> **Short task**
Select from the data all lines with the word "отображения".
<<<<
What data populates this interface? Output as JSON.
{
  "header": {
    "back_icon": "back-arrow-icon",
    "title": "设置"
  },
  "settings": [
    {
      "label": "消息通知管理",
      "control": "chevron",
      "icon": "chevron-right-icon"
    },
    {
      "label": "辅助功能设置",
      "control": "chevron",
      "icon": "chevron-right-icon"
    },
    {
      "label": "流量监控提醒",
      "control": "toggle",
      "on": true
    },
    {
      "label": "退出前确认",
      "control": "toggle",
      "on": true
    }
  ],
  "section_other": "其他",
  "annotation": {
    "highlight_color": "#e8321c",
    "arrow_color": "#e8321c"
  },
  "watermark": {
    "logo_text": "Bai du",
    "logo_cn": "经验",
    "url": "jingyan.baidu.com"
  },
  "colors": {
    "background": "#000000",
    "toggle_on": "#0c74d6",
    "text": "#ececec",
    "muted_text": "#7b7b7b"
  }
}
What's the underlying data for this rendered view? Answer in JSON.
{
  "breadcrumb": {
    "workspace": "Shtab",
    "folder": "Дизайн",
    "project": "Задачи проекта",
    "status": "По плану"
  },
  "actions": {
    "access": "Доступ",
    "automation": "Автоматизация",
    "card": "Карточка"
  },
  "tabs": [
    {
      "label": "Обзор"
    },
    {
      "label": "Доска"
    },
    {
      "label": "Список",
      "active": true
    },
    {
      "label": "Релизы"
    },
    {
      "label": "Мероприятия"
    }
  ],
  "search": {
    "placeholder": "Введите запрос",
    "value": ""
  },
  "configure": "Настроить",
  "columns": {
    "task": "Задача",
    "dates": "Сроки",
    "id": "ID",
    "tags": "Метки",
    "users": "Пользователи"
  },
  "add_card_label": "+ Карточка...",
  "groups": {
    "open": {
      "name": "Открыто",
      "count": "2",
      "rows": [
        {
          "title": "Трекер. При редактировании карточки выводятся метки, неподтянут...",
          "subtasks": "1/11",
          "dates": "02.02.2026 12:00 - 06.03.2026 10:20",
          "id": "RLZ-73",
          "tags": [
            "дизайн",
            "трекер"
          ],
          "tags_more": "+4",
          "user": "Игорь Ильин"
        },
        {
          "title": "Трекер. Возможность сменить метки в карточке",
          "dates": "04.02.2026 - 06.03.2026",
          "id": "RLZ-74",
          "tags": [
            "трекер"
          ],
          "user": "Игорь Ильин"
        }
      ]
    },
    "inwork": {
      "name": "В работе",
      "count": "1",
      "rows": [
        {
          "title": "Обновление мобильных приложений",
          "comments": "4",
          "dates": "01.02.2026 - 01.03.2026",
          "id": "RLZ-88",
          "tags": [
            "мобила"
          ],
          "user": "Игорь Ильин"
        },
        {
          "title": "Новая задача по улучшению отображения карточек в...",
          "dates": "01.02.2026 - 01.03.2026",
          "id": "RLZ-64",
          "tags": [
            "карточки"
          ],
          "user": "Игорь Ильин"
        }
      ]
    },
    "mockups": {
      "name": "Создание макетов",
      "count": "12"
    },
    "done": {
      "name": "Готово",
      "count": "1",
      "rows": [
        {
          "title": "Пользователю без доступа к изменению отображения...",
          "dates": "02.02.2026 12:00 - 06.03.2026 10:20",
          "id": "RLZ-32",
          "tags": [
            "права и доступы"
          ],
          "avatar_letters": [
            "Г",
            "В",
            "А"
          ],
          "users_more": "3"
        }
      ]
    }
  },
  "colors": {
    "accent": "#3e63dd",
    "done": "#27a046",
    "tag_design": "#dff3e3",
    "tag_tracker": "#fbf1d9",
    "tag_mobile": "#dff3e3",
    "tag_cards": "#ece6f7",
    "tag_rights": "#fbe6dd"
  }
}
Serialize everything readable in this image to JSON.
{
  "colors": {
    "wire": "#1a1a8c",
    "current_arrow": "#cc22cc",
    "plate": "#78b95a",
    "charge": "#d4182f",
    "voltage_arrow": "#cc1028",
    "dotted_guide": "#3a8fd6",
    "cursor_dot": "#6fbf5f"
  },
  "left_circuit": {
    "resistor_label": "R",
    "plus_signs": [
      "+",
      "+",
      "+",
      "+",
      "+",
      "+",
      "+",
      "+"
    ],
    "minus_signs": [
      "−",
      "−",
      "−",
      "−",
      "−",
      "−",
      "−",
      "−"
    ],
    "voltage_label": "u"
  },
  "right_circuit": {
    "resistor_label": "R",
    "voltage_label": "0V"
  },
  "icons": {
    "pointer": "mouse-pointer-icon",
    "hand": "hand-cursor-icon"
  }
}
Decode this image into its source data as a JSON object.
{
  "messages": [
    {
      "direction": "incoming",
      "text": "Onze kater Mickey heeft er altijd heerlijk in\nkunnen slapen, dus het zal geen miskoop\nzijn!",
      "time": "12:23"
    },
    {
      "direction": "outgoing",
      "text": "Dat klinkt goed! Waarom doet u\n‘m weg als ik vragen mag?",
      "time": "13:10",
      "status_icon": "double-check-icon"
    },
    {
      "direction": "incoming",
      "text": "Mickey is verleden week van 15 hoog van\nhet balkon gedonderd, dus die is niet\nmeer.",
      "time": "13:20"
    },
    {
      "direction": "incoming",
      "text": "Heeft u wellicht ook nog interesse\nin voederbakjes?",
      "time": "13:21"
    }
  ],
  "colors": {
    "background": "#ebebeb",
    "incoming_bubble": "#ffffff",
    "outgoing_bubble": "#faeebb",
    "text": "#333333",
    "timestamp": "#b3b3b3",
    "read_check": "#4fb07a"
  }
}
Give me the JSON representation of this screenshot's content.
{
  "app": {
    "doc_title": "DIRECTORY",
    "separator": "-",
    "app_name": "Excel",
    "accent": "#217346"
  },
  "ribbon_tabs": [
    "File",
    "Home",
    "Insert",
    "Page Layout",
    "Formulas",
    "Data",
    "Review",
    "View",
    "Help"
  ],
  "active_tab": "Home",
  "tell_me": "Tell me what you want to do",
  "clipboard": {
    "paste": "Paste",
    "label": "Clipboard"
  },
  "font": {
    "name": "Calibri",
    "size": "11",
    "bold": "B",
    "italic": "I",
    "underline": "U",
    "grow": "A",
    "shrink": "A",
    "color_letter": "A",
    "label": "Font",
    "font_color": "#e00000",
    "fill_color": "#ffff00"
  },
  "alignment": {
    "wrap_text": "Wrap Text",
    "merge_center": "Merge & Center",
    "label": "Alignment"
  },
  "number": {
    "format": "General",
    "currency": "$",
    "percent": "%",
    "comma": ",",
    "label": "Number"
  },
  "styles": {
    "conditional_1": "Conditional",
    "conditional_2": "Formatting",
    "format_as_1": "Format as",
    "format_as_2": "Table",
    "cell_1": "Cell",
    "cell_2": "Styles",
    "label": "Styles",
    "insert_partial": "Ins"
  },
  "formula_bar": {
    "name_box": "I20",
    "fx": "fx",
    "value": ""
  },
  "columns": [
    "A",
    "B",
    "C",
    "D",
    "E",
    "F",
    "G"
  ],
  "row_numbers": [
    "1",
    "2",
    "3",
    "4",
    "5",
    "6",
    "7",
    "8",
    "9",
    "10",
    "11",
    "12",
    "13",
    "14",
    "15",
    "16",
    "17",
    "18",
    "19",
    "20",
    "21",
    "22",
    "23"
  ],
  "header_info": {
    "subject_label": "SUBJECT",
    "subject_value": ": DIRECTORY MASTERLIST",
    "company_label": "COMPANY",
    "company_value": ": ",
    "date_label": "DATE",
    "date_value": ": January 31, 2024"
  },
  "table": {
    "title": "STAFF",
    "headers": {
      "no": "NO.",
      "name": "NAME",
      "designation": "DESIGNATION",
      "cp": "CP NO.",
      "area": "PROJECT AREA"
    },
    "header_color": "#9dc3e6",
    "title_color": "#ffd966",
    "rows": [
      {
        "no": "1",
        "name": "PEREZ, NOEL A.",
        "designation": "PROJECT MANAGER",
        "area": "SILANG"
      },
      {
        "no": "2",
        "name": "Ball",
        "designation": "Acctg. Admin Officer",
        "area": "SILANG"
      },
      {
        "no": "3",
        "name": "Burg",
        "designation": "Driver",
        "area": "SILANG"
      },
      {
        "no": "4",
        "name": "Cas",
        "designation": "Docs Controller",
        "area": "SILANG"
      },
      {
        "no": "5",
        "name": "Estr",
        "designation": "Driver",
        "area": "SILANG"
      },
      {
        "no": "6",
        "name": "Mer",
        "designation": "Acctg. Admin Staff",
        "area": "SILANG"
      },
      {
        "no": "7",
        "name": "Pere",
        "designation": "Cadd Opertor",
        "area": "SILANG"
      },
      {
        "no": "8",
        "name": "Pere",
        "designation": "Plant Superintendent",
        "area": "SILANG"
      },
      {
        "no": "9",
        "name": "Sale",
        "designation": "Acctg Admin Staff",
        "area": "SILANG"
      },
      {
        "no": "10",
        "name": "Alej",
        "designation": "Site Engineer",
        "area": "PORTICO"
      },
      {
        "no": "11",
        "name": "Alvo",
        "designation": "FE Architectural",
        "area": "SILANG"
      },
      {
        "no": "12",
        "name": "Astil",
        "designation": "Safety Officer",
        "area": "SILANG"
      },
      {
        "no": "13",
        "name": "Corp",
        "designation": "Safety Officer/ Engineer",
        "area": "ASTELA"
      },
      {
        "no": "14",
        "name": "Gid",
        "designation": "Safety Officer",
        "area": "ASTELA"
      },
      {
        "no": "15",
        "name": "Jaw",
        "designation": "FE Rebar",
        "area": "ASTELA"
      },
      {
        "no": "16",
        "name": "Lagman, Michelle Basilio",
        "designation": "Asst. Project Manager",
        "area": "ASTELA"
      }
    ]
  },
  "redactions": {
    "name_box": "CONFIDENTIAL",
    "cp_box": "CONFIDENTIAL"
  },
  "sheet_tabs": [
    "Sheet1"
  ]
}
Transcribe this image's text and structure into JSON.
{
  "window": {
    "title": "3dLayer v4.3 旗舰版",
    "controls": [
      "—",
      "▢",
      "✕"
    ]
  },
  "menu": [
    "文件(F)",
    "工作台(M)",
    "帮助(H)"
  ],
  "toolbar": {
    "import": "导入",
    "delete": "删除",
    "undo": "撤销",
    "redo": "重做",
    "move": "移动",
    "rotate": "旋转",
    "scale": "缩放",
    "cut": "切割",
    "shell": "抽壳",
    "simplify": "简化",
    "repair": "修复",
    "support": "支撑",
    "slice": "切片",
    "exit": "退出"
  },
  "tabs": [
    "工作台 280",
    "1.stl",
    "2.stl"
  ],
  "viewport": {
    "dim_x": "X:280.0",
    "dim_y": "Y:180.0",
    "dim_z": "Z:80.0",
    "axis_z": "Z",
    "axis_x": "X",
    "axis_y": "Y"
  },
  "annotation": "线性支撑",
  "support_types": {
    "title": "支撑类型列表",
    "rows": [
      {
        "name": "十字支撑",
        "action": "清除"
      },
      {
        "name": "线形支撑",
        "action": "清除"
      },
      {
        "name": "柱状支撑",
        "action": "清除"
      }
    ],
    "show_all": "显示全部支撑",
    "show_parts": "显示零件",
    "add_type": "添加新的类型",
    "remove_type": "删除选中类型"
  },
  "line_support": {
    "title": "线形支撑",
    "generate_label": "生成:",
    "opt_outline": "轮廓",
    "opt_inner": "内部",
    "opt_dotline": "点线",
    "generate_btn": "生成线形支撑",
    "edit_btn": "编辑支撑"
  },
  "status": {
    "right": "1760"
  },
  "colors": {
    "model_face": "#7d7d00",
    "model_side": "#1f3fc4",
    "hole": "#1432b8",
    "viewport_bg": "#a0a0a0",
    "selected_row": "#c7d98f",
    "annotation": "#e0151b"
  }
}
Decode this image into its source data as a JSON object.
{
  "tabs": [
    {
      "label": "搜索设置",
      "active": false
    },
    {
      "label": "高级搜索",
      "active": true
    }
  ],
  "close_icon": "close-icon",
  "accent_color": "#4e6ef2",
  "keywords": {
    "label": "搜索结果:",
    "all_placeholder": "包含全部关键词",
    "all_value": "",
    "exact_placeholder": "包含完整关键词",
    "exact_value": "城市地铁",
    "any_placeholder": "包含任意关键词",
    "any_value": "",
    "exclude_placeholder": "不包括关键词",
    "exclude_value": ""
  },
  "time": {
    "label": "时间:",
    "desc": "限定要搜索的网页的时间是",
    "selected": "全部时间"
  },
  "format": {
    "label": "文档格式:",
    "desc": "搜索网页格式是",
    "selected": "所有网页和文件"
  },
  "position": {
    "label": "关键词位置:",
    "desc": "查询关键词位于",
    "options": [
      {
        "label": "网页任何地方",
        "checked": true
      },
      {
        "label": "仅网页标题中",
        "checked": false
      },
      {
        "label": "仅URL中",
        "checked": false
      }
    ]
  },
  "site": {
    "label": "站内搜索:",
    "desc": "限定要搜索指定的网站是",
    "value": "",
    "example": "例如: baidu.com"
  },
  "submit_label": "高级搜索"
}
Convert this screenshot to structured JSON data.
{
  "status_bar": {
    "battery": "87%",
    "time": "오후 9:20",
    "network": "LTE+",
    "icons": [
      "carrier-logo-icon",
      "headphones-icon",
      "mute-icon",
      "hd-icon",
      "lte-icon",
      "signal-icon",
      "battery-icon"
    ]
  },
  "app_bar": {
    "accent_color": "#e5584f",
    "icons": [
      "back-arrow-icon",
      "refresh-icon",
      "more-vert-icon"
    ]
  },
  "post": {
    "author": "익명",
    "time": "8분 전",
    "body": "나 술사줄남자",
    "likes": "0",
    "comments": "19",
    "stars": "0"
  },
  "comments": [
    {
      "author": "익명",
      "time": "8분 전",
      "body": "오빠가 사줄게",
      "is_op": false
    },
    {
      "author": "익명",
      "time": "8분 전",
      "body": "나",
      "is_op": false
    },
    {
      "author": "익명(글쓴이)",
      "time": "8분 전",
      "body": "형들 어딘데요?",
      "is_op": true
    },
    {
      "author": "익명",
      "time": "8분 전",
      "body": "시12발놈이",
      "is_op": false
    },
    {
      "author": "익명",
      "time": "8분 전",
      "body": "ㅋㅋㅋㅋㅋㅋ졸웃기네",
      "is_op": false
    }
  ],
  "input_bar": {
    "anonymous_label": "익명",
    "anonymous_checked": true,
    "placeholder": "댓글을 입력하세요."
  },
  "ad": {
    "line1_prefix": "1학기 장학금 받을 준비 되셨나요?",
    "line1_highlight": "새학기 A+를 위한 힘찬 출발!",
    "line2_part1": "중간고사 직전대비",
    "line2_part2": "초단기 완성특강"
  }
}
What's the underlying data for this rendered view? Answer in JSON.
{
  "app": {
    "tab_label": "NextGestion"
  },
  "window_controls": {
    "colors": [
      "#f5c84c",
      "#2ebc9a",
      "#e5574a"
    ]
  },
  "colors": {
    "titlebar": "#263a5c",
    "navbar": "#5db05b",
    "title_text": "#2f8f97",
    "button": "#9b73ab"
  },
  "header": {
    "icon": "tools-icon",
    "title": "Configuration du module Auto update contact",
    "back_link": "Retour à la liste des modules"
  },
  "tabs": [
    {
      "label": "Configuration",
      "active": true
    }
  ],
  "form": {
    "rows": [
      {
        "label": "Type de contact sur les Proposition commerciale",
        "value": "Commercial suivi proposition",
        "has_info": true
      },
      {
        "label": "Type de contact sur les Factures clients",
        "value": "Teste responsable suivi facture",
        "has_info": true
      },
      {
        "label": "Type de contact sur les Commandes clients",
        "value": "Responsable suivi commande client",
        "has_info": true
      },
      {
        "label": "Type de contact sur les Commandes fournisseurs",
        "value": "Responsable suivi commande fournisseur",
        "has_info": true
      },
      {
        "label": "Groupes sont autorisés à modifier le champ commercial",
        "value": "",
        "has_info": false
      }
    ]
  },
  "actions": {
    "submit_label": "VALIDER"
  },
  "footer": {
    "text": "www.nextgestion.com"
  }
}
>>>>
> **Exercise output**
          "title": "Новая задача по улучшению отображения карточек в...",
          "title": "Пользователю без доступа к изменению отображения...",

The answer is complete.